● WHAT YOU SHOULD DO
Rewrite the paragraph beginning "Three weeks later the pain" in the blog post below about shoulder pain as a short bulleted list that keeps its main facts.

● SOURCE EXTRACT
========================================
Pinch My Grits06 Dec 2006
Or in which PapaScott learns first hand of the frailty of bones, tendons and joints in the human body.
It seems that the entire fall I've been dealing with aches and pains of one sort or another. In October it was my right shoulder. It would twinge when I would twist it a certain way (for instance, when backing out of a parking space I reach twist around to look out the back) or when sleeping on my right side. I hadn't injured myself as far as I could remember (altuough thinking back now, it was about that time when I carted off a couple cubic meters of dirt from a pile in the backyard). It seemed to appear by itself, and I hoped it would go away by itself as well.
Three weeks later the pain was still there and it wasn't getting any better, so I finally went to the doctor. I really dislike going to the doctor. For one thing it seems to be such a waste of time to take 2 to 3 hours of my time for a 5 minute office visit. For another I don't like trying to describe ambiguous things like pain in a foreign language. When it comes to anatomy, my German vocabulary fails me and I feel like I'm reduced to pointing and grunting. It has nothing to do with our family doctor himself. He's nice and friendly and knows me by name, which might have something to do with the fact that I'm privately insured.
At any rate, he diagnosed "Periarthritis humeroscapularis" (which I think is Latin for shoulder pain) and prescribed ibuprofin and some toxic metamizol drops. If it wasn't better in a few days, I was to see a specialist for a cortisone shot (to get an immediate appointment, I was to utter the magic words "privately insured"). It did get better, but wasn't completely gone. The thought of a needle in my shoulder doesn't thrill me at all, so I haven't gone in for the shot yet.
========================================
● RECORDS SHOWN
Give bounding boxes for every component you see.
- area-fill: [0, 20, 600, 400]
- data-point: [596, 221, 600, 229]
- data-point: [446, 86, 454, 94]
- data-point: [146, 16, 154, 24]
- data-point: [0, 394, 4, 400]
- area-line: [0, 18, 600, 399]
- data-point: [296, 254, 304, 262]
========================================
● ANSWER FOR THIS EXERCISE
- After three weeks without improvement, the writer finally went to the doctor.
- The writer dislikes doctor visits, partly because they take 2 to 3 hours for a 5-minute office visit.
- Describing vague things like pain in a foreign language is hard, and the writer's German vocabulary for anatomy falls short, which reduces the writer to pointing and grunting.
- The family doctor is not the problem. He is nice and friendly and knows the writer by name, possibly because the writer is privately insured.